Saved entries.
....

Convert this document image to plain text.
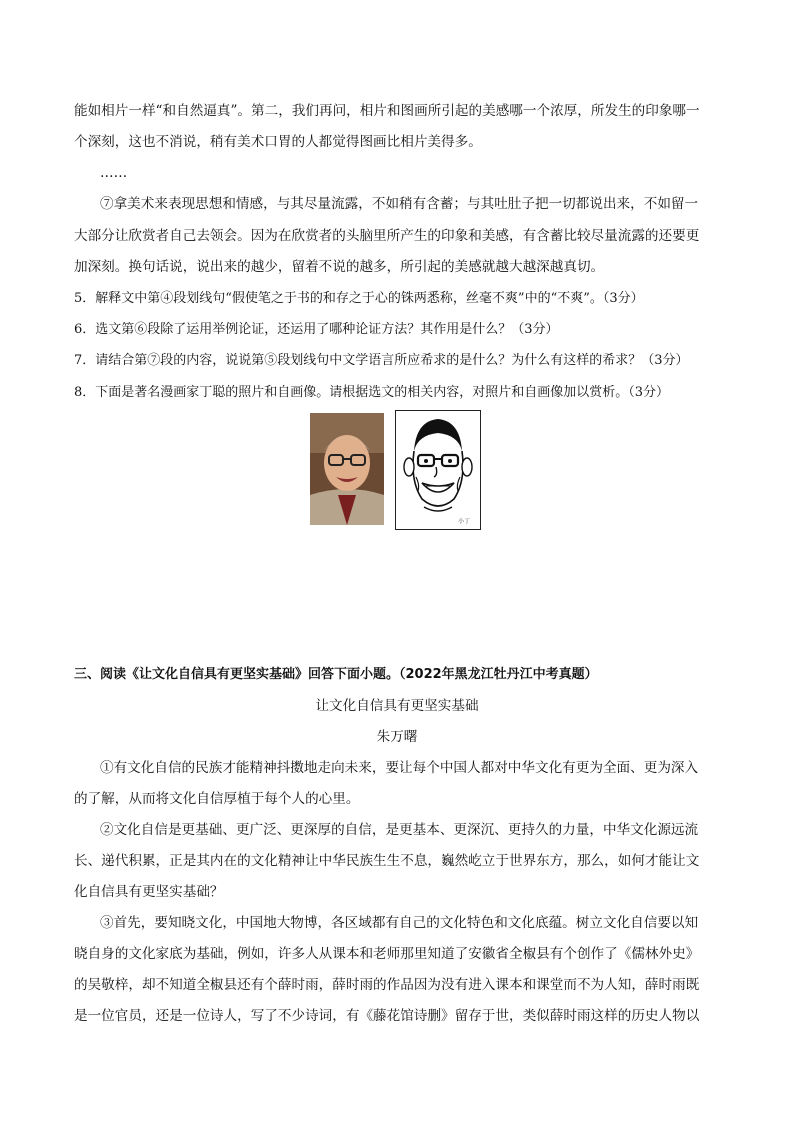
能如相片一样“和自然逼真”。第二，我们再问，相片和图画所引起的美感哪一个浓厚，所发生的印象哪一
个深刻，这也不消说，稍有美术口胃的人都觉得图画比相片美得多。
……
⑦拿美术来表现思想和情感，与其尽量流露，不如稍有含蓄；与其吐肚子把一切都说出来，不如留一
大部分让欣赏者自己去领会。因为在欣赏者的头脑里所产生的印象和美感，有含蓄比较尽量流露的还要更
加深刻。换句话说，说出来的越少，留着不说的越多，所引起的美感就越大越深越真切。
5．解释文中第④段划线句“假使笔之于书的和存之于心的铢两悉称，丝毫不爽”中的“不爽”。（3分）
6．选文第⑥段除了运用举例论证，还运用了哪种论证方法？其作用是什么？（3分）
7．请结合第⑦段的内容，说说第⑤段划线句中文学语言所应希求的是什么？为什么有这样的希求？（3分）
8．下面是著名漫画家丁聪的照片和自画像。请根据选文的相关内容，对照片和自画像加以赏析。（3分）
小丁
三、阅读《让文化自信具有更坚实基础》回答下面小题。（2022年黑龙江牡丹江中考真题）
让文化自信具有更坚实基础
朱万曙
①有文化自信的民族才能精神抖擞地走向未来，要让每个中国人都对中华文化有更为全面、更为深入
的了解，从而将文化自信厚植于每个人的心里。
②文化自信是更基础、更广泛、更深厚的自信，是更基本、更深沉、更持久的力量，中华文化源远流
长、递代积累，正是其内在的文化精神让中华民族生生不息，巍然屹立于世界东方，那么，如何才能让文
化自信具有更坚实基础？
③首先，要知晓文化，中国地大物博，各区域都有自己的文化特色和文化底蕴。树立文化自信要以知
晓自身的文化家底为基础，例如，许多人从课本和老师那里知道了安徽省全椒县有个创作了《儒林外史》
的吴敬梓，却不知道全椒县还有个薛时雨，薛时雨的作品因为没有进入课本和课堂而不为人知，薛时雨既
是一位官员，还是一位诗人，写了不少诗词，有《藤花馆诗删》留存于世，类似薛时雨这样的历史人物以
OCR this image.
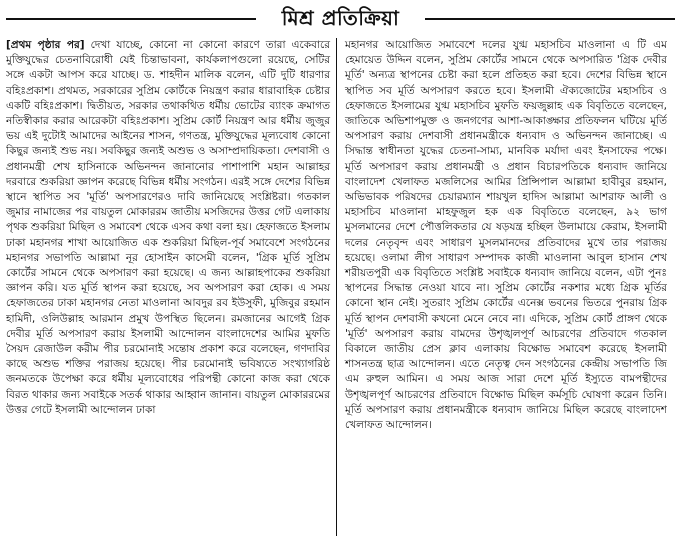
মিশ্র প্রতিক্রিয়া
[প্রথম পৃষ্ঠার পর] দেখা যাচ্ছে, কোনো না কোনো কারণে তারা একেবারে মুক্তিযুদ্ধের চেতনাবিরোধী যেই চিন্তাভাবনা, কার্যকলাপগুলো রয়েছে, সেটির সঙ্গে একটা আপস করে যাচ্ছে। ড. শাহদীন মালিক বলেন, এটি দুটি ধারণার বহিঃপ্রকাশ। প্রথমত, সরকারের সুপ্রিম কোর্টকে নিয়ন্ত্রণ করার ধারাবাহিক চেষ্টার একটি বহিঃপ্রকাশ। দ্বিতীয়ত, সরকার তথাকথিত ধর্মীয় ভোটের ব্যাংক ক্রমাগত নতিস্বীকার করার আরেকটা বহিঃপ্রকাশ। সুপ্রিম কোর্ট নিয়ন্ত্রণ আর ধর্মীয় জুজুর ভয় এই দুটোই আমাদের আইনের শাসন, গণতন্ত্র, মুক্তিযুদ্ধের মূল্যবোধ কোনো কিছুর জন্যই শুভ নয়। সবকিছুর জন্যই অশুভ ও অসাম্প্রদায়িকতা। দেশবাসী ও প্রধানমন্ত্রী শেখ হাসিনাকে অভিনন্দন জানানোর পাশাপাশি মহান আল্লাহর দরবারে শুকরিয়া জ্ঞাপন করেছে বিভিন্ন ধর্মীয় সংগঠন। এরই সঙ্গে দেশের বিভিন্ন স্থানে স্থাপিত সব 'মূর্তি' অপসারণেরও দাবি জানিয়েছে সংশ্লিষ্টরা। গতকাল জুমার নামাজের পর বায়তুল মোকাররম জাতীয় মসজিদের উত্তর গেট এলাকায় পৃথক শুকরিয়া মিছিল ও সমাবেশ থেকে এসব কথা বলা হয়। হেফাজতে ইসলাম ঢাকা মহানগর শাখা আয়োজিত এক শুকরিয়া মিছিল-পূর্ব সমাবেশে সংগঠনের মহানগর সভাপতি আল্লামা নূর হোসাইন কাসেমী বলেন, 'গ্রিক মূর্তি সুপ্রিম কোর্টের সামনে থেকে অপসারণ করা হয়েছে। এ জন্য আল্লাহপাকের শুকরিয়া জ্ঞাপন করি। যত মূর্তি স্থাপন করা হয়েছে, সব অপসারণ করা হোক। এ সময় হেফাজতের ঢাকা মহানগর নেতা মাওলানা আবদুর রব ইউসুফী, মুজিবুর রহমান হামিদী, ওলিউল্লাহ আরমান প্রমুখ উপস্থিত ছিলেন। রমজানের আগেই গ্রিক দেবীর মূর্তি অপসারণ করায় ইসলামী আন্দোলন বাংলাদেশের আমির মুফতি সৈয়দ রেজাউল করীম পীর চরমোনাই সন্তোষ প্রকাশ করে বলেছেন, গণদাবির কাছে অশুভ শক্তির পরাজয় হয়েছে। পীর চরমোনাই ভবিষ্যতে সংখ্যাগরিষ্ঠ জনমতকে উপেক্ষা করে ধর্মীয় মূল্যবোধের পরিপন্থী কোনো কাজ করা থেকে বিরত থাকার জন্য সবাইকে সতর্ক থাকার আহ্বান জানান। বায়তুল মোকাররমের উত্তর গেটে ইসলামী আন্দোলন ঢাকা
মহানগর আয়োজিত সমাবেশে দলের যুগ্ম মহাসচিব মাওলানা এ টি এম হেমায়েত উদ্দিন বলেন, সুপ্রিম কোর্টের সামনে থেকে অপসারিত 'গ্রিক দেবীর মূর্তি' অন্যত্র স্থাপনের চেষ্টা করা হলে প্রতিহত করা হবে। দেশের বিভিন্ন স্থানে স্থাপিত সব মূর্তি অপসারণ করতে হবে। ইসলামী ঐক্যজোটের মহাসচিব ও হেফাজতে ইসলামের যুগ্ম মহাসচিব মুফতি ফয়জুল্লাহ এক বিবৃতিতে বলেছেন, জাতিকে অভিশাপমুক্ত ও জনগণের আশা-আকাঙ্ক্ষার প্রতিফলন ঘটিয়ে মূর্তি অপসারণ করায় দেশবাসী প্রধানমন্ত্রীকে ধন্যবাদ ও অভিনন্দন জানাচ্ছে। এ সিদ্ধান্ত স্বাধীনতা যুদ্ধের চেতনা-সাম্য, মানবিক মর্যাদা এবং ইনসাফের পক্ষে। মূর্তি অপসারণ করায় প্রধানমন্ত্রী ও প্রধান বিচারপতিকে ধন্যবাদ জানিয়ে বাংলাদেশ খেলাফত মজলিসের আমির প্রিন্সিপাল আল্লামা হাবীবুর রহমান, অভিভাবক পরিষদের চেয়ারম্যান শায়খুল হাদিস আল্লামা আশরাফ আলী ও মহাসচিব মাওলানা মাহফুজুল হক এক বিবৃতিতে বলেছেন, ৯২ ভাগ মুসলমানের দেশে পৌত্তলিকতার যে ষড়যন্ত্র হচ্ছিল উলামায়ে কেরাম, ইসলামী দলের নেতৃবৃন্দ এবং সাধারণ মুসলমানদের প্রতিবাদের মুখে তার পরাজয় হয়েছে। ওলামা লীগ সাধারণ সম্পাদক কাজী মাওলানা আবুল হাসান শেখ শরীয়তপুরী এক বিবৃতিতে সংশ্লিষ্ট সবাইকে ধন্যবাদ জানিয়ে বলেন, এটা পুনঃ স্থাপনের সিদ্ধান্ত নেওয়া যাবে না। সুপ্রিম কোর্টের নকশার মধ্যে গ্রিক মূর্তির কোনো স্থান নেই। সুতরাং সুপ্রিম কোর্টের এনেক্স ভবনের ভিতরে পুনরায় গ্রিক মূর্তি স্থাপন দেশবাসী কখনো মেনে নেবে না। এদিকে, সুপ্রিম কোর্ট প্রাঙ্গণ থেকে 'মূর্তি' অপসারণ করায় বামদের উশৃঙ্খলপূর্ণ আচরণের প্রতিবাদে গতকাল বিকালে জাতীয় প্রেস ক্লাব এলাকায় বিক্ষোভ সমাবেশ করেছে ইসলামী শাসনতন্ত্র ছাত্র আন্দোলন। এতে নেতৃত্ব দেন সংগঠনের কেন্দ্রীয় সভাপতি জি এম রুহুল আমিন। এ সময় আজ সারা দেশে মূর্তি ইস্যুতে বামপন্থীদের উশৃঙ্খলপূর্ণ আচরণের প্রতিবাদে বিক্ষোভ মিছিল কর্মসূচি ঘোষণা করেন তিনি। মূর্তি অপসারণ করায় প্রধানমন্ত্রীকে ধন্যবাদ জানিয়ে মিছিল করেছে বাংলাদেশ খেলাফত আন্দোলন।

....

Directions. Say how many lines of the material contain the word "this", with no other text.

Worked solution. 2